# Kooks LT no fit GTO!



## Holden (Sep 10, 2005)

*Update Pics Inside*

I just found out Kooks is in NY same time zone as me and they are open 9-5 M-F that works out real good as I work 8-6 M-F. Looks like I’m not the only one with problems with header hitting steering shaft there is a post on there message forum same problem, went unanswered! Great Support, I left another voice mail.


----------



## RookWV (Apr 9, 2005)

They don't hit all GTO steering shafts. Probably far more that they don't than they do.


----------



## alptbird (Feb 20, 2006)

Yes That is a problem as a matter of fact when if you are turning a little while the engine is torqued up it isn't really the stearing shaft there is a retainer clip on the steering shaft that if you get in there and flatten the extra bit of the clip your problems should go away. I just fixed mine today. There are a couple of members of the LS1GTO.com tech forum that have had that happen to them and they wiped out there car and the Tahoe next to them. So beware it is a retaining clip on the steering shaft. bend it out of the way and you will be golden


----------



## Exhaust Depot (Oct 28, 2006)

I feel for them. Even though some items are made on the same jig, at times it comes off a little. Been there done that.


----------



## Holden (Sep 10, 2005)

*Help With Wire on LS2*

Any one with Kooks LT Headers on LS2 GTO, what did you do about wiring for left knock sensor, I already burnt mine and don’t see any way to rout it away from Header. Pics with High flow cats and Jet Hot Coating


----------



## bluhaven (Jan 24, 2005)

I zipped tied the drivers side to one of the metal lines on the firewall, it goes over to the ac.:cheers


----------



## Holden (Sep 10, 2005)

bluhaven said:


> I zipped tied the drivers side to one of the metal lines on the firewall, it goes over to the ac.:cheers


:confused


----------



## bluhaven (Jan 24, 2005)

Is it the wire that comes up from the bottom middle of the block(Lt side) to the top rear of the head the wire you are talking about?


----------



## Holden (Sep 10, 2005)

Yep thats the one! The problem is below head, Header is so close to block. Wire is mounted low and high but near Header its free to move around.


----------



## bluhaven (Jan 24, 2005)

══════

### REQUIREMENTS
Say whether each statement agrees with the thread about Kooks headers on a GTO, answering yes or no and quoting the deciding words: (a) Kooks is open on weekends. (b) One poster blames a retaining clip on the steering shaft rather than the shaft itself. (c) Holden has already burned the wire for the left knock sensor. The material after this comes from a different source.

### PROVIDED DATA
══════

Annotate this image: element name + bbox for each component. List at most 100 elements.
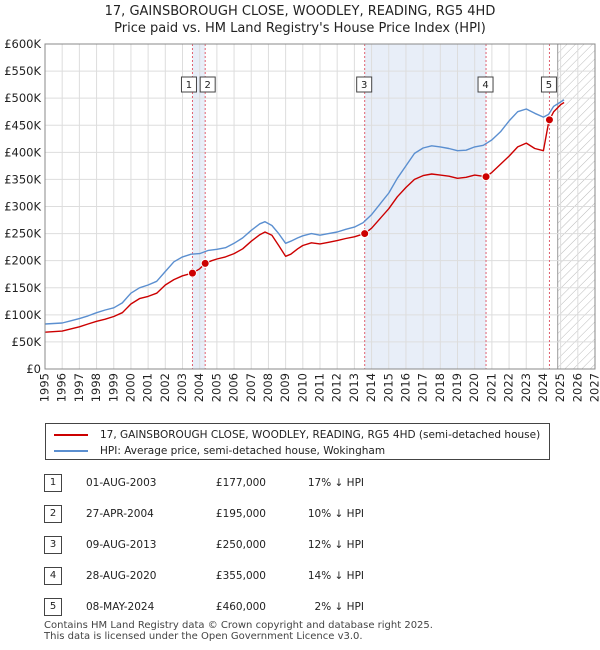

══════

### ANSWER FOR THE TASK
(a) No: "they are open 9-5 M-F"
(b) Yes: "it is a retaining clip on the steering shaft"
(c) Yes: "I already burnt mine"